Job: Without the pictures, can you quote each line below exactly?

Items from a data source
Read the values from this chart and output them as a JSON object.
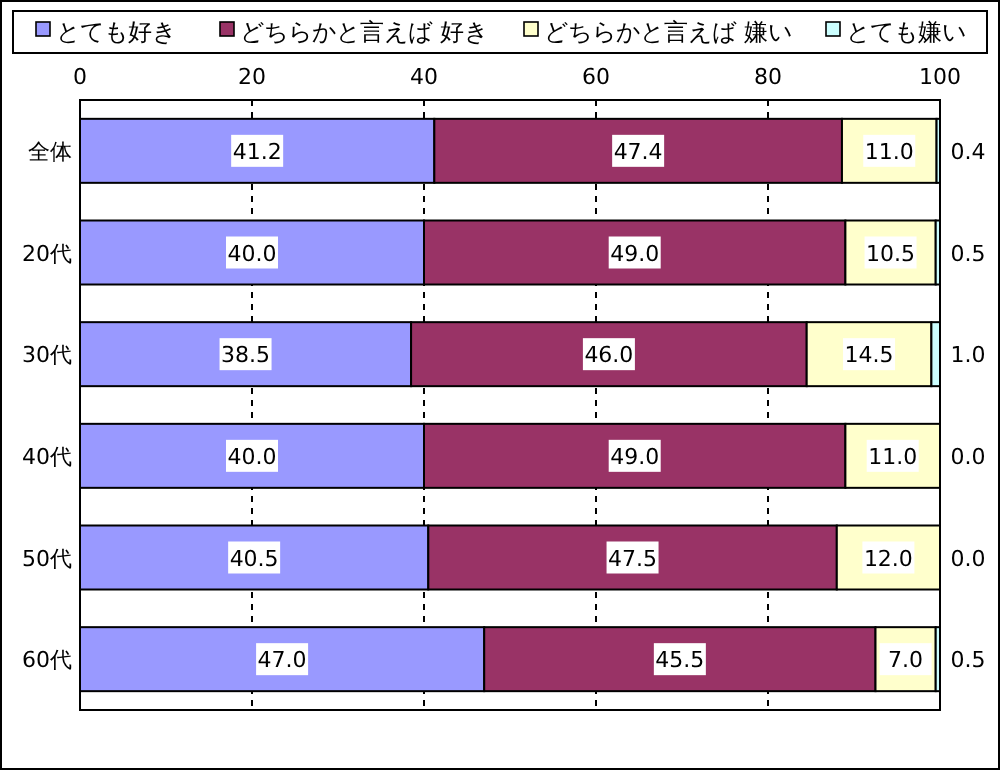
{
  "chart_data": {
    "type": "bar",
    "orientation": "horizontal",
    "stacked": true,
    "categories": [
      "全体",
      "20代",
      "30代",
      "40代",
      "50代",
      "60代"
    ],
    "series": [
      {
        "name": "とても好き",
        "color": "#9999ff",
        "values": [
          41.2,
          40.0,
          38.5,
          40.0,
          40.5,
          47.0
        ],
        "value_labels": [
          "41.2",
          "40.0",
          "38.5",
          "40.0",
          "40.5",
          "47.0"
        ]
      },
      {
        "name": "どちらかと言えば 好き",
        "color": "#993366",
        "values": [
          47.4,
          49.0,
          46.0,
          49.0,
          47.5,
          45.5
        ],
        "value_labels": [
          "47.4",
          "49.0",
          "46.0",
          "49.0",
          "47.5",
          "45.5"
        ]
      },
      {
        "name": "どちらかと言えば 嫌い",
        "color": "#ffffcc",
        "values": [
          11.0,
          10.5,
          14.5,
          11.0,
          12.0,
          7.0
        ],
        "value_labels": [
          "11.0",
          "10.5",
          "14.5",
          "11.0",
          "12.0",
          "7.0"
        ]
      },
      {
        "name": "とても嫌い",
        "color": "#ccffff",
        "values": [
          0.4,
          0.5,
          1.0,
          0.0,
          0.0,
          0.5
        ],
        "value_labels": [
          "0.4",
          "0.5",
          "1.0",
          "0.0",
          "0.0",
          "0.5"
        ]
      }
    ],
    "xlim": [
      0,
      100
    ],
    "xticks": [
      0,
      20,
      40,
      60,
      80,
      100
    ],
    "grid": "x",
    "legend": "top"
  }
}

Exercise output:
Read the values from this chart and output them as a JSON object.
{
  "chart_data": {
    "type": "bar",
    "orientation": "horizontal",
    "stacked": true,
    "categories": [
      "全体",
      "20代",
      "30代",
      "40代",
      "50代",
      "60代"
    ],
    "series": [
      {
        "name": "とても好き",
        "color": "#9999ff",
        "values": [
          41.2,
          40.0,
          38.5,
          40.0,
          40.5,
          47.0
        ],
        "value_labels": [
          "41.2",
          "40.0",
          "38.5",
          "40.0",
          "40.5",
          "47.0"
        ]
      },
      {
        "name": "どちらかと言えば 好き",
        "color": "#993366",
        "values": [
          47.4,
          49.0,
          46.0,
          49.0,
          47.5,
          45.5
        ],
        "value_labels": [
          "47.4",
          "49.0",
          "46.0",
          "49.0",
          "47.5",
          "45.5"
        ]
      },
      {
        "name": "どちらかと言えば 嫌い",
        "color": "#ffffcc",
        "values": [
          11.0,
          10.5,
          14.5,
          11.0,
          12.0,
          7.0
        ],
        "value_labels": [
          "11.0",
          "10.5",
          "14.5",
          "11.0",
          "12.0",
          "7.0"
        ]
      },
      {
        "name": "とても嫌い",
        "color": "#ccffff",
        "values": [
          0.4,
          0.5,
          1.0,
          0.0,
          0.0,
          0.5
        ],
        "value_labels": [
          "0.4",
          "0.5",
          "1.0",
          "0.0",
          "0.0",
          "0.5"
        ]
      }
    ],
    "xlim": [
      0,
      100
    ],
    "xticks": [
      0,
      20,
      40,
      60,
      80,
      100
    ],
    "grid": "x",
    "legend": "top"
  }
}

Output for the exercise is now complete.